____ Material
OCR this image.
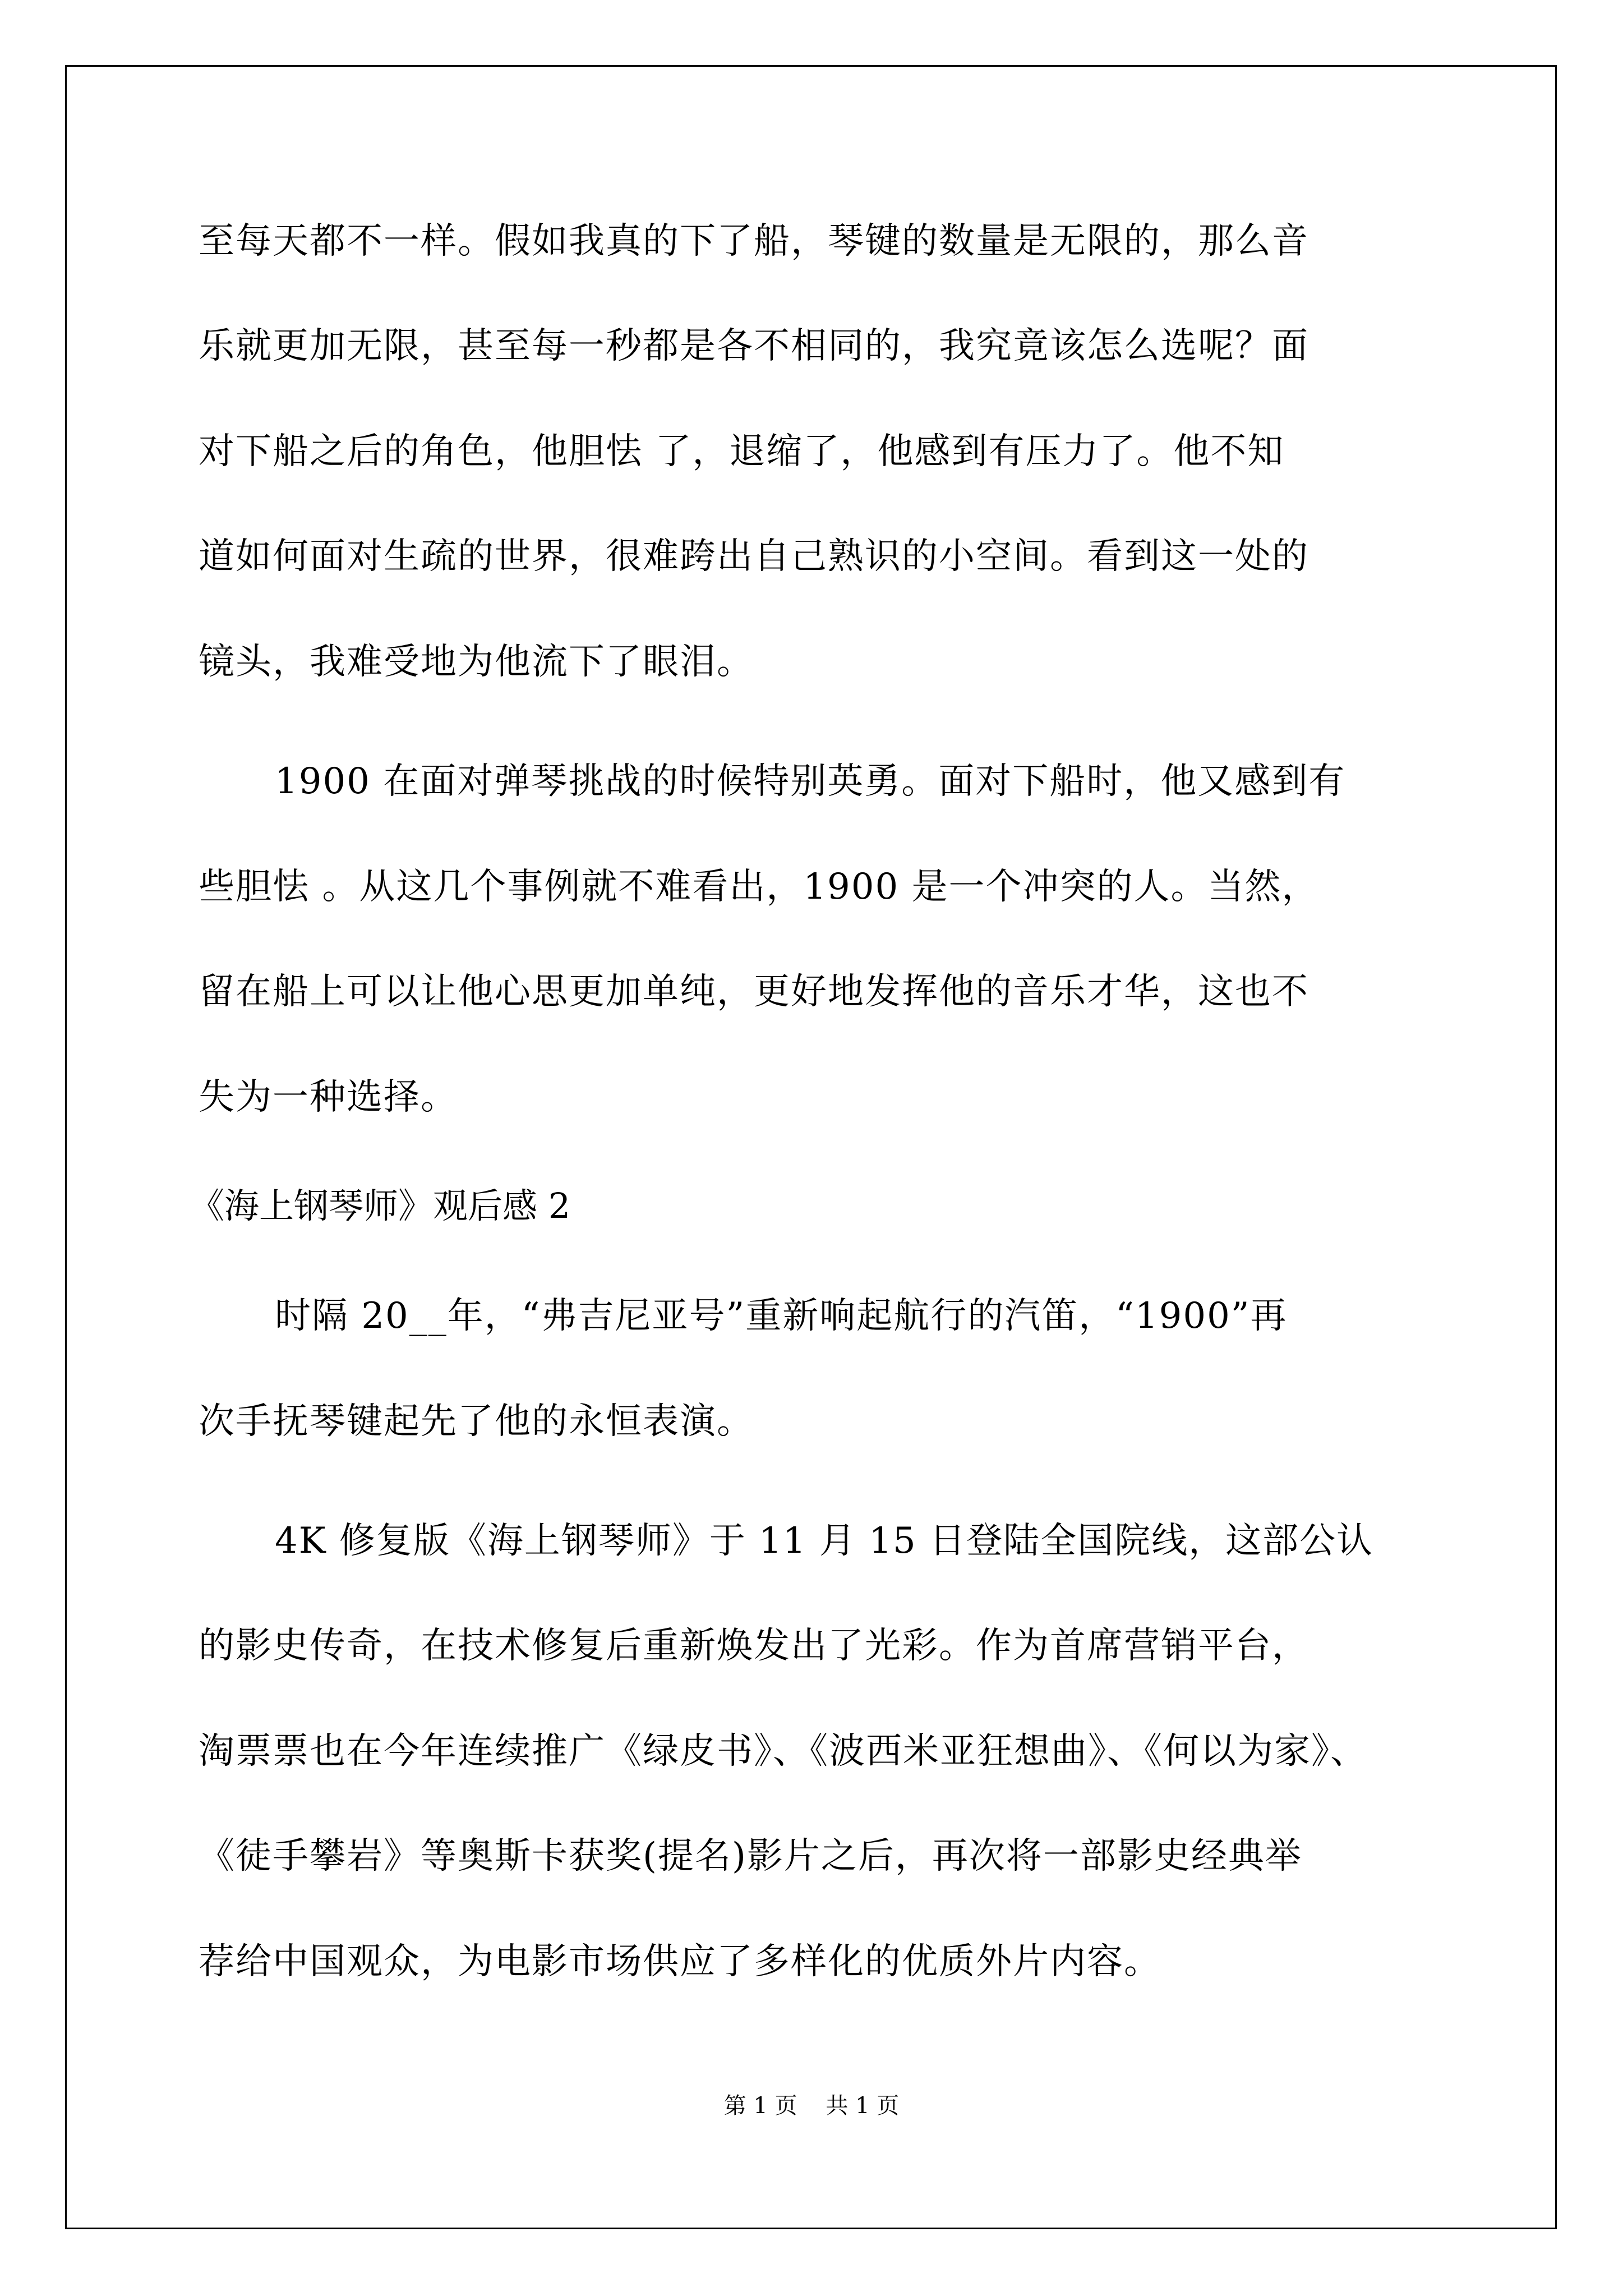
至每天都不一样。假如我真的下了船，琴键的数量是无限的，那么音
乐就更加无限，甚至每一秒都是各不相同的，我究竟该怎么选呢？面
对下船之后的角色，他胆怯 了，退缩了，他感到有压力了。他不知
道如何面对生疏的世界，很难跨出自己熟识的小空间。看到这一处的
镜头，我难受地为他流下了眼泪。
1900 在面对弹琴挑战的时候特别英勇。面对下船时，他又感到有
些胆怯 。从这几个事例就不难看出，1900 是一个冲突的人。当然，
留在船上可以让他心思更加单纯，更好地发挥他的音乐才华，这也不
失为一种选择。
《海上钢琴师》观后感 2
时隔 20__年，“弗吉尼亚号”重新响起航行的汽笛，“1900”再
次手抚琴键起先了他的永恒表演。
4K 修复版《海上钢琴师》于 11 月 15 日登陆全国院线，这部公认
的影史传奇，在技术修复后重新焕发出了光彩。作为首席营销平台，
淘票票也在今年连续推广《绿皮书》、《波西米亚狂想曲》、《何以为家》、
《徒手攀岩》等奥斯卡获奖(提名)影片之后，再次将一部影史经典举
荐给中国观众，为电影市场供应了多样化的优质外片内容。
第 1 页    共 1 页
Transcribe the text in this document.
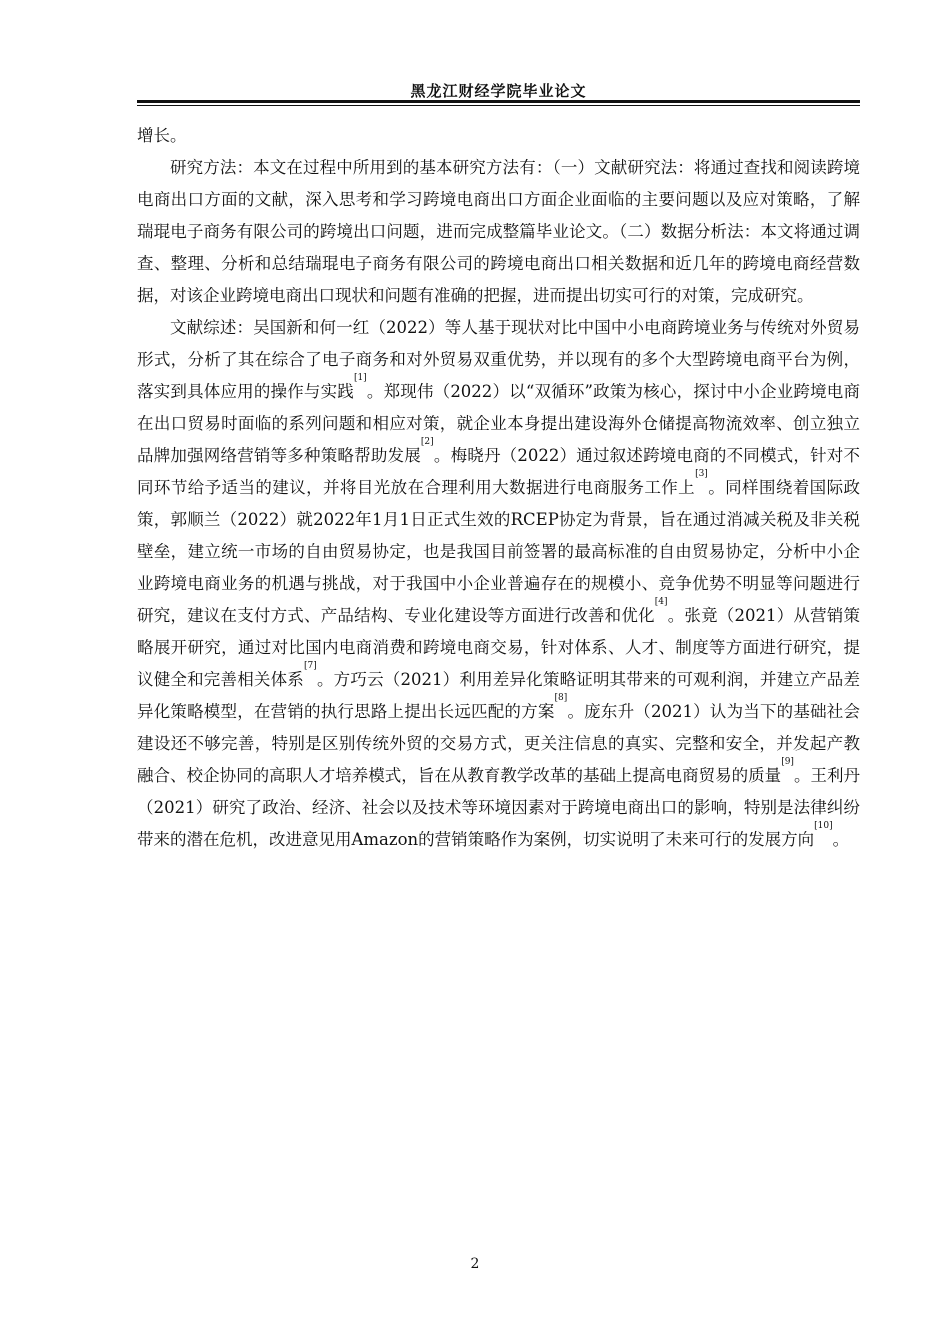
黑龙江财经学院毕业论文

增长。

研究方法：本文在过程中所用到的基本研究方法有：（一）文献研究法：将通过查找和阅读跨境电商出口方面的文献，深入思考和学习跨境电商出口方面企业面临的主要问题以及应对策略，了解瑞琨电子商务有限公司的跨境出口问题，进而完成整篇毕业论文。（二）数据分析法：本文将通过调查、整理、分析和总结瑞琨电子商务有限公司的跨境电商出口相关数据和近几年的跨境电商经营数据，对该企业跨境电商出口现状和问题有准确的把握，进而提出切实可行的对策，完成研究。

文献综述：吴国新和何一红（2022）等人基于现状对比中国中小电商跨境业务与传统对外贸易形式，分析了其在综合了电子商务和对外贸易双重优势，并以现有的多个大型跨境电商平台为例，落实到具体应用的操作与实践[1]。郑现伟（2022）以“双循环”政策为核心，探讨中小企业跨境电商在出口贸易时面临的系列问题和相应对策，就企业本身提出建设海外仓储提高物流效率、创立独立品牌加强网络营销等多种策略帮助发展[2]。梅晓丹（2022）通过叙述跨境电商的不同模式，针对不同环节给予适当的建议，并将目光放在合理利用大数据进行电商服务工作上[3]。同样围绕着国际政策，郭顺兰（2022）就2022年1月1日正式生效的RCEP协定为背景，旨在通过消减关税及非关税壁垒，建立统一市场的自由贸易协定，也是我国目前签署的最高标准的自由贸易协定，分析中小企业跨境电商业务的机遇与挑战，对于我国中小企业普遍存在的规模小、竞争优势不明显等问题进行研究，建议在支付方式、产品结构、专业化建设等方面进行改善和优化[4]。张竟（2021）从营销策略展开研究，通过对比国内电商消费和跨境电商交易，针对体系、人才、制度等方面进行研究，提议健全和完善相关体系[7]。方巧云（2021）利用差异化策略证明其带来的可观利润，并建立产品差异化策略模型，在营销的执行思路上提出长远匹配的方案[8]。庞东升（2021）认为当下的基础社会建设还不够完善，特别是区别传统外贸的交易方式，更关注信息的真实、完整和安全，并发起产教融合、校企协同的高职人才培养模式，旨在从教育教学改革的基础上提高电商贸易的质量[9]。王利丹（2021）研究了政治、经济、社会以及技术等环境因素对于跨境电商出口的影响，特别是法律纠纷带来的潜在危机，改进意见用Amazon的营销策略作为案例，切实说明了未来可行的发展方向[10]。

2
________
Using the records above, select and copy every line that has the word "海上钢琴师".

Result:
《海上钢琴师》观后感 2
4K 修复版《海上钢琴师》于 11 月 15 日登陆全国院线，这部公认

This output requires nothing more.